### Written task:
Reproduce every record below exactly as it appears.

===

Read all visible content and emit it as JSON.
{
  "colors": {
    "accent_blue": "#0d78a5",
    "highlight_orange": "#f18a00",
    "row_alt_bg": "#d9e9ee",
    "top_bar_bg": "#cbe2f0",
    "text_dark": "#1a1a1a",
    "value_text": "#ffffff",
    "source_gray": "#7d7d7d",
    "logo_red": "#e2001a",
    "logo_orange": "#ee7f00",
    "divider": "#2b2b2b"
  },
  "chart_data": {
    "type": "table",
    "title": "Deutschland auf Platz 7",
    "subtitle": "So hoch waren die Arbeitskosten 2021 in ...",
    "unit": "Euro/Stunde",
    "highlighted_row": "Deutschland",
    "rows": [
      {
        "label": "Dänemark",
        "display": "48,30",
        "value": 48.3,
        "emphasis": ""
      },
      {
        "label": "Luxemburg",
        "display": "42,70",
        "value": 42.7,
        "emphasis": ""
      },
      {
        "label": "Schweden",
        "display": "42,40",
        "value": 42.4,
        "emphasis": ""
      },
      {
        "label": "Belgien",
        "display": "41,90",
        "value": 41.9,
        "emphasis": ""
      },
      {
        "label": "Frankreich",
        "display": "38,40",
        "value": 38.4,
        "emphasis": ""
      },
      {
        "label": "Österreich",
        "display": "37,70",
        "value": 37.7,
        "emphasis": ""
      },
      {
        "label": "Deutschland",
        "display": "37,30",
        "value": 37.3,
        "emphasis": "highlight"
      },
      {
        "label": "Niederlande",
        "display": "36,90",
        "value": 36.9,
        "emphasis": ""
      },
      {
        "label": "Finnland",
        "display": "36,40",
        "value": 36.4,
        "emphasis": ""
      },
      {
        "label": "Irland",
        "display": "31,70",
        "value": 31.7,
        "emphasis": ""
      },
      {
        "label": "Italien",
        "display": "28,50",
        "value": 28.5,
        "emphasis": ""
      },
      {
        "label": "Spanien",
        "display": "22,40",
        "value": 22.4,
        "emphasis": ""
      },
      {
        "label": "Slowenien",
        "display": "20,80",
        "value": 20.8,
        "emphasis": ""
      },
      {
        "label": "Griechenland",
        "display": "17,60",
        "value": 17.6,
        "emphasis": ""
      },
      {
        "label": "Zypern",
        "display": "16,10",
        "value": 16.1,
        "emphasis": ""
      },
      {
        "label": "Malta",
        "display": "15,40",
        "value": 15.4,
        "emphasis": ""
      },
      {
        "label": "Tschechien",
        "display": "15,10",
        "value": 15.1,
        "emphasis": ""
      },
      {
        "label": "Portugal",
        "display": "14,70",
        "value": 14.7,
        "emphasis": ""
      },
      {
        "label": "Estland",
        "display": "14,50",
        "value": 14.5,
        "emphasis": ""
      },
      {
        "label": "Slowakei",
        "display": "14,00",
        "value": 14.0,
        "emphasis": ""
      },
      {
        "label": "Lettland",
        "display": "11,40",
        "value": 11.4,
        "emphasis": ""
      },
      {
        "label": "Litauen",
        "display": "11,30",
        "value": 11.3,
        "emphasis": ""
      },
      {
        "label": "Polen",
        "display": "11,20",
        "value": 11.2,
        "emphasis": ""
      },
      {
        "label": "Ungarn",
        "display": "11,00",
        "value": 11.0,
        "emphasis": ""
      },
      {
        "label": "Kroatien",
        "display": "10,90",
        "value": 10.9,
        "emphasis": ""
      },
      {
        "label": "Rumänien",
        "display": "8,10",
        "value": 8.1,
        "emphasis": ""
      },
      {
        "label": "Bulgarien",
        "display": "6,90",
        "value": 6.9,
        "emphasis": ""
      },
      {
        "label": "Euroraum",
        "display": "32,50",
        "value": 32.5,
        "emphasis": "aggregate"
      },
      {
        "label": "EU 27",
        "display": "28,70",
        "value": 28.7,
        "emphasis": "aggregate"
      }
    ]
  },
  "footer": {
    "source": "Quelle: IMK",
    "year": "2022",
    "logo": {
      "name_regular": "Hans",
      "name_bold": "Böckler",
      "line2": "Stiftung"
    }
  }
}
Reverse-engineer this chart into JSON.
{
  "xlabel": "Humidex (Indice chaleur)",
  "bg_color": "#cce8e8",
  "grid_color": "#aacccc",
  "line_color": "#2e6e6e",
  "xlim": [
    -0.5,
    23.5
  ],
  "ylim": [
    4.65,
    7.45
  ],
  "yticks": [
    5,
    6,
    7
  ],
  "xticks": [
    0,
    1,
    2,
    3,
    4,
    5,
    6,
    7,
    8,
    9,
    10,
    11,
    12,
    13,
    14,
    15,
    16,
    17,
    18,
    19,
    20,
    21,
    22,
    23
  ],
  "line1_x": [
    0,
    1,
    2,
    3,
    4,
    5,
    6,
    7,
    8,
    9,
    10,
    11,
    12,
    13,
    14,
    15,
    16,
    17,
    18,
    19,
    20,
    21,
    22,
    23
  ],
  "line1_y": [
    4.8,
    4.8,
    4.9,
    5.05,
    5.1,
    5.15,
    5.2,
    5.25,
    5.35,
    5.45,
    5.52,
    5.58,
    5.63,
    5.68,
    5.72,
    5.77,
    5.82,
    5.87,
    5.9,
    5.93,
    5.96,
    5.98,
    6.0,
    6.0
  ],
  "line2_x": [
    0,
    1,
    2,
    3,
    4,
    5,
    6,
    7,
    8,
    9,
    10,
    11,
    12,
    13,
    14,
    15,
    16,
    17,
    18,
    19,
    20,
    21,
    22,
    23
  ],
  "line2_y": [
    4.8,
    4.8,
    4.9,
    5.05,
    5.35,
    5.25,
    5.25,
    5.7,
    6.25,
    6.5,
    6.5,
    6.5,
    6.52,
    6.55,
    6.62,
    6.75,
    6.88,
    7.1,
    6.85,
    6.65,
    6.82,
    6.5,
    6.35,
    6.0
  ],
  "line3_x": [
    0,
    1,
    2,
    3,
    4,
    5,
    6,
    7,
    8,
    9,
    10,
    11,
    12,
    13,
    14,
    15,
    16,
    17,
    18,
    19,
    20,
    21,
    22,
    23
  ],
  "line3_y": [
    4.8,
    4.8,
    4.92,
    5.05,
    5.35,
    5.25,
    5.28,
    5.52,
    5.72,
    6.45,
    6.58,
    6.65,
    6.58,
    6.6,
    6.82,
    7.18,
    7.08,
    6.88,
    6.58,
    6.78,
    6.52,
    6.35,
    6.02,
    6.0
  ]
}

===

### Output for this task:
Read all visible content and emit it as JSON.
{
  "colors": {
    "accent_blue": "#0d78a5",
    "highlight_orange": "#f18a00",
    "row_alt_bg": "#d9e9ee",
    "top_bar_bg": "#cbe2f0",
    "text_dark": "#1a1a1a",
    "value_text": "#ffffff",
    "source_gray": "#7d7d7d",
    "logo_red": "#e2001a",
    "logo_orange": "#ee7f00",
    "divider": "#2b2b2b"
  },
  "chart_data": {
    "type": "table",
    "title": "Deutschland auf Platz 7",
    "subtitle": "So hoch waren die Arbeitskosten 2021 in ...",
    "unit": "Euro/Stunde",
    "highlighted_row": "Deutschland",
    "rows": [
      {
        "label": "Dänemark",
        "display": "48,30",
        "value": 48.3,
        "emphasis": ""
      },
      {
        "label": "Luxemburg",
        "display": "42,70",
        "value": 42.7,
        "emphasis": ""
      },
      {
        "label": "Schweden",
        "display": "42,40",
        "value": 42.4,
        "emphasis": ""
      },
      {
        "label": "Belgien",
        "display": "41,90",
        "value": 41.9,
        "emphasis": ""
      },
      {
        "label": "Frankreich",
        "display": "38,40",
        "value": 38.4,
        "emphasis": ""
      },
      {
        "label": "Österreich",
        "display": "37,70",
        "value": 37.7,
        "emphasis": ""
      },
      {
        "label": "Deutschland",
        "display": "37,30",
        "value": 37.3,
        "emphasis": "highlight"
      },
      {
        "label": "Niederlande",
        "display": "36,90",
        "value": 36.9,
        "emphasis": ""
      },
      {
        "label": "Finnland",
        "display": "36,40",
        "value": 36.4,
        "emphasis": ""
      },
      {
        "label": "Irland",
        "display": "31,70",
        "value": 31.7,
        "emphasis": ""
      },
      {
        "label": "Italien",
        "display": "28,50",
        "value": 28.5,
        "emphasis": ""
      },
      {
        "label": "Spanien",
        "display": "22,40",
        "value": 22.4,
        "emphasis": ""
      },
      {
        "label": "Slowenien",
        "display": "20,80",
        "value": 20.8,
        "emphasis": ""
      },
      {
        "label": "Griechenland",
        "display": "17,60",
        "value": 17.6,
        "emphasis": ""
      },
      {
        "label": "Zypern",
        "display": "16,10",
        "value": 16.1,
        "emphasis": ""
      },
      {
        "label": "Malta",
        "display": "15,40",
        "value": 15.4,
        "emphasis": ""
      },
      {
        "label": "Tschechien",
        "display": "15,10",
        "value": 15.1,
        "emphasis": ""
      },
      {
        "label": "Portugal",
        "display": "14,70",
        "value": 14.7,
        "emphasis": ""
      },
      {
        "label": "Estland",
        "display": "14,50",
        "value": 14.5,
        "emphasis": ""
      },
      {
        "label": "Slowakei",
        "display": "14,00",
        "value": 14.0,
        "emphasis": ""
      },
      {
        "label": "Lettland",
        "display": "11,40",
        "value": 11.4,
        "emphasis": ""
      },
      {
        "label": "Litauen",
        "display": "11,30",
        "value": 11.3,
        "emphasis": ""
      },
      {
        "label": "Polen",
        "display": "11,20",
        "value": 11.2,
        "emphasis": ""
      },
      {
        "label": "Ungarn",
        "display": "11,00",
        "value": 11.0,
        "emphasis": ""
      },
      {
        "label": "Kroatien",
        "display": "10,90",
        "value": 10.9,
        "emphasis": ""
      },
      {
        "label": "Rumänien",
        "display": "8,10",
        "value": 8.1,
        "emphasis": ""
      },
      {
        "label": "Bulgarien",
        "display": "6,90",
        "value": 6.9,
        "emphasis": ""
      },
      {
        "label": "Euroraum",
        "display": "32,50",
        "value": 32.5,
        "emphasis": "aggregate"
      },
      {
        "label": "EU 27",
        "display": "28,70",
        "value": 28.7,
        "emphasis": "aggregate"
      }
    ]
  },
  "footer": {
    "source": "Quelle: IMK",
    "year": "2022",
    "logo": {
      "name_regular": "Hans",
      "name_bold": "Böckler",
      "line2": "Stiftung"
    }
  }
}
Reverse-engineer this chart into JSON.
{
  "xlabel": "Humidex (Indice chaleur)",
  "bg_color": "#cce8e8",
  "grid_color": "#aacccc",
  "line_color": "#2e6e6e",
  "xlim": [
    -0.5,
    23.5
  ],
  "ylim": [
    4.65,
    7.45
  ],
  "yticks": [
    5,
    6,
    7
  ],
  "xticks": [
    0,
    1,
    2,
    3,
    4,
    5,
    6,
    7,
    8,
    9,
    10,
    11,
    12,
    13,
    14,
    15,
    16,
    17,
    18,
    19,
    20,
    21,
    22,
    23
  ],
  "line1_x": [
    0,
    1,
    2,
    3,
    4,
    5,
    6,
    7,
    8,
    9,
    10,
    11,
    12,
    13,
    14,
    15,
    16,
    17,
    18,
    19,
    20,
    21,
    22,
    23
  ],
  "line1_y": [
    4.8,
    4.8,
    4.9,
    5.05,
    5.1,
    5.15,
    5.2,
    5.25,
    5.35,
    5.45,
    5.52,
    5.58,
    5.63,
    5.68,
    5.72,
    5.77,
    5.82,
    5.87,
    5.9,
    5.93,
    5.96,
    5.98,
    6.0,
    6.0
  ],
  "line2_x": [
    0,
    1,
    2,
    3,
    4,
    5,
    6,
    7,
    8,
    9,
    10,
    11,
    12,
    13,
    14,
    15,
    16,
    17,
    18,
    19,
    20,
    21,
    22,
    23
  ],
  "line2_y": [
    4.8,
    4.8,
    4.9,
    5.05,
    5.35,
    5.25,
    5.25,
    5.7,
    6.25,
    6.5,
    6.5,
    6.5,
    6.52,
    6.55,
    6.62,
    6.75,
    6.88,
    7.1,
    6.85,
    6.65,
    6.82,
    6.5,
    6.35,
    6.0
  ],
  "line3_x": [
    0,
    1,
    2,
    3,
    4,
    5,
    6,
    7,
    8,
    9,
    10,
    11,
    12,
    13,
    14,
    15,
    16,
    17,
    18,
    19,
    20,
    21,
    22,
    23
  ],
  "line3_y": [
    4.8,
    4.8,
    4.92,
    5.05,
    5.35,
    5.25,
    5.28,
    5.52,
    5.72,
    6.45,
    6.58,
    6.65,
    6.58,
    6.6,
    6.82,
    7.18,
    7.08,
    6.88,
    6.58,
    6.78,
    6.52,
    6.35,
    6.02,
    6.0
  ]
}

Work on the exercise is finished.